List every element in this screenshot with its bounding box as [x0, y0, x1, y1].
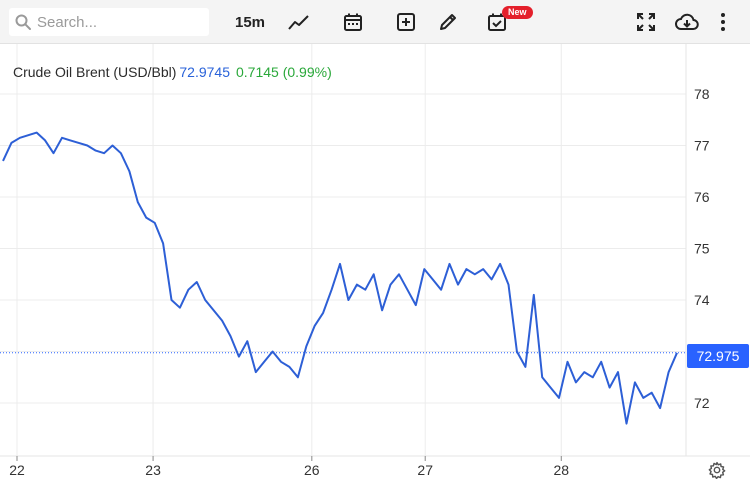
legend-price: 72.9745	[179, 64, 230, 80]
y-tick-label: 74	[694, 292, 710, 308]
legend-change: 0.7145 (0.99%)	[236, 64, 332, 80]
interval-button[interactable]: 15m	[234, 13, 266, 31]
calendar-check-icon	[488, 13, 506, 31]
download-button[interactable]	[673, 9, 701, 35]
y-axis: 72737475767778	[694, 86, 710, 411]
line-chart-icon	[288, 15, 309, 30]
x-tick-label: 26	[304, 462, 320, 478]
chart-type-button[interactable]	[286, 9, 312, 35]
date-range-button[interactable]	[340, 9, 366, 35]
chart-legend: Crude Oil Brent (USD/Bbl) 72.9745 0.7145 (…	[13, 64, 332, 80]
pencil-icon	[440, 14, 456, 30]
calendar-icon	[344, 13, 362, 31]
events-button[interactable]	[484, 9, 510, 35]
y-tick-label: 75	[694, 241, 710, 257]
x-tick-label: 28	[553, 462, 569, 478]
more-vertical-icon	[721, 13, 725, 31]
y-tick-label: 78	[694, 86, 710, 102]
search-box[interactable]	[9, 8, 209, 36]
x-tick-label: 27	[417, 462, 433, 478]
draw-button[interactable]	[435, 9, 461, 35]
new-badge: New	[502, 6, 533, 19]
search-icon	[15, 14, 31, 30]
settings-gear-icon[interactable]	[708, 461, 726, 479]
x-axis: 22 23 26 27 28	[9, 456, 569, 478]
x-tick-label: 23	[145, 462, 161, 478]
add-indicator-button[interactable]	[393, 9, 419, 35]
y-tick-label: 72	[694, 395, 710, 411]
instrument-name: Crude Oil Brent (USD/Bbl)	[13, 64, 177, 80]
add-icon	[397, 13, 415, 31]
series-line-brent	[2, 131, 678, 425]
x-tick-label: 22	[9, 462, 25, 478]
toolbar: 15m New	[0, 0, 750, 44]
y-tick-label: 77	[694, 138, 710, 154]
fullscreen-button[interactable]	[633, 9, 659, 35]
cloud-download-icon	[675, 13, 699, 30]
grid	[0, 44, 686, 456]
fullscreen-icon	[637, 13, 655, 31]
last-price-tag: 72.975	[687, 344, 749, 368]
more-button[interactable]	[714, 9, 732, 35]
y-tick-label: 76	[694, 189, 710, 205]
search-input[interactable]	[37, 12, 202, 32]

## [What to produce]
Retype every row above line for line without changing a character, but leave out the picture.

## [Complete output]
List every element in this screenshot with its bounding box as [x0, y0, x1, y1].
legend-price: 72.9745	[179, 64, 230, 80]
y-tick-label: 74	[694, 292, 710, 308]
legend-change: 0.7145 (0.99%)	[236, 64, 332, 80]
interval-button[interactable]: 15m	[234, 13, 266, 31]
calendar-check-icon	[488, 13, 506, 31]
download-button[interactable]	[673, 9, 701, 35]
y-axis: 72737475767778	[694, 86, 710, 411]
line-chart-icon	[288, 15, 309, 30]
x-tick-label: 26	[304, 462, 320, 478]
chart-type-button[interactable]	[286, 9, 312, 35]
date-range-button[interactable]	[340, 9, 366, 35]
chart-legend: Crude Oil Brent (USD/Bbl) 72.9745 0.7145 (…	[13, 64, 332, 80]
pencil-icon	[440, 14, 456, 30]
calendar-icon	[344, 13, 362, 31]
events-button[interactable]	[484, 9, 510, 35]
y-tick-label: 75	[694, 241, 710, 257]
x-tick-label: 28	[553, 462, 569, 478]
more-vertical-icon	[721, 13, 725, 31]
y-tick-label: 78	[694, 86, 710, 102]
search-box[interactable]	[9, 8, 209, 36]
x-tick-label: 27	[417, 462, 433, 478]
draw-button[interactable]	[435, 9, 461, 35]
new-badge: New	[502, 6, 533, 19]
search-icon	[15, 14, 31, 30]
settings-gear-icon[interactable]	[708, 461, 726, 479]
x-axis: 22 23 26 27 28	[9, 456, 569, 478]
x-tick-label: 23	[145, 462, 161, 478]
add-indicator-button[interactable]	[393, 9, 419, 35]
y-tick-label: 72	[694, 395, 710, 411]
instrument-name: Crude Oil Brent (USD/Bbl)	[13, 64, 177, 80]
add-icon	[397, 13, 415, 31]
series-line-brent	[2, 131, 678, 425]
x-tick-label: 22	[9, 462, 25, 478]
toolbar: 15m New	[0, 0, 750, 44]
y-tick-label: 77	[694, 138, 710, 154]
fullscreen-button[interactable]	[633, 9, 659, 35]
cloud-download-icon	[675, 13, 699, 30]
grid	[0, 44, 686, 456]
fullscreen-icon	[637, 13, 655, 31]
last-price-tag: 72.975	[687, 344, 749, 368]
more-button[interactable]	[714, 9, 732, 35]
y-tick-label: 76	[694, 189, 710, 205]
search-input[interactable]	[37, 12, 202, 32]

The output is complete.